**** Selection

Forum Replies Created
- AuthorPosts
- in reply to: strcpy and alignment #891
The Mill does support unaligned memory access, but as you might expect using them doubles the memory bandwidth requirements, which can lead to poorer power-performance.
There are a pair of Mill-unique operations that can be used to get a vector loop started with proper alignment. As you also might expect, they produce an initial vector with leading Nones. There wasn’t enough time to cover them in the Metadata talk, but how they work should be fairly obvious.
- in reply to: coroutines & greenlets in Mill #847
We know about co-routines 🙂 And light-weight processes for that matter, which are greenlets by another name.
The good news is that the Mill supports co-routines and microthreads in hardware. The bad news is that it’s all NYF. Expect a talk on the subject at some point.
Even without the NYF stuff, the hardware threads described in the Security talk can be used as greenlets. It ‘s a policy decision whether a given thread spawn produces an OS-known thread (and hence subject to preemptive multitasking, or does not and produces a greenlet that does voluntary multitasking. An OS swap-out saves the relevant specRegs in the current TCB. If the TCB is bound to a particular thread id then you have heavy-weight tasking. If the TCB saves (and eventually restores) the current thread id whatever it is then you have a greenlet group. The OS task switch code needs to be aware of the possibility of greenlets, but it makes no difference to the hardware.
At that level at least. There’s more, deeper, but NYF. Sorry.
Pre-emptive multitasking is fully supported. Its a policy decision above the Mill pay grade whether all threads are first class or some are part of thread groups that are scheduled as a group in the usual way. Task switch on a Mill is very cheap because all the save/restore is done for you by the spiller, but there is still the trip through the ready queue and the priority scheduling etc. The point to portals and stacklets is to have the protection benefits of separate processes without the IPC costs when the IPC is in fact being done co-routine style and so can be replaced by calls, as is the great majority of cases.
As suggested by the comments above, the thread id is unchanged through a portal call – it’s the same thread, just running in another protection environment. The current thread id is a readable specReg, so the service can know who it is working for. From that it can find more info in data structures it or other services maintain.
However, it also can keep client-specific info in Thread Local Storage. Each client/service combination has its own TLS just like it has its own stacklet, addressed by a hardware base register like the hardware frame pointer.
- in reply to: Introduction to the Mill CPU Programming Model #889
The load format knows that it is a Mill and has done operation selection under the assumption that the full abstract Mill operation set is available. The specializer replaces missing ops with emulation subgraphs, often calls but sometimes in-line, that do the same job. The canonical example is floating point, which some Mill family members lack completely.

********
**** Data excerpt

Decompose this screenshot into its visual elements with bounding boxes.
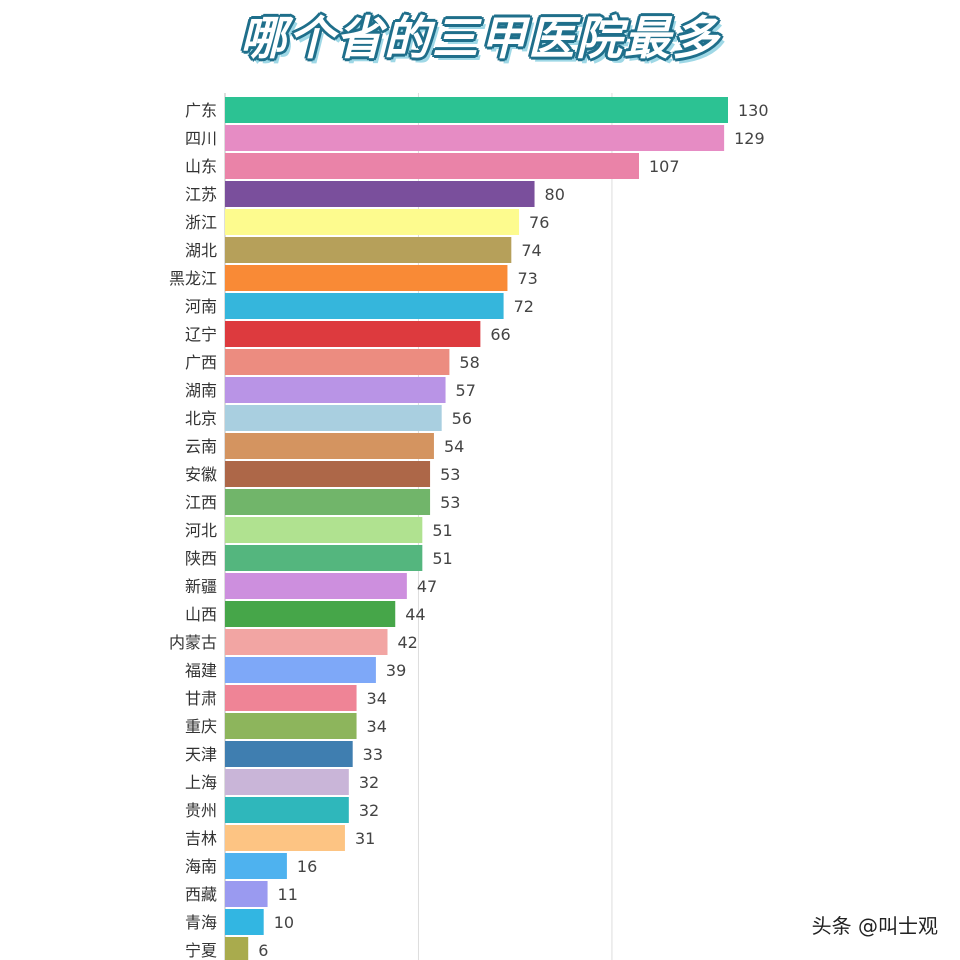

********

▶ _Problem description_
In the Mill CPU forum replies, what does the specializer use in place of missing operations?

▶ _Answer to the exercise_
Emulation subgraphs that do the same job, often calls but sometimes in-line.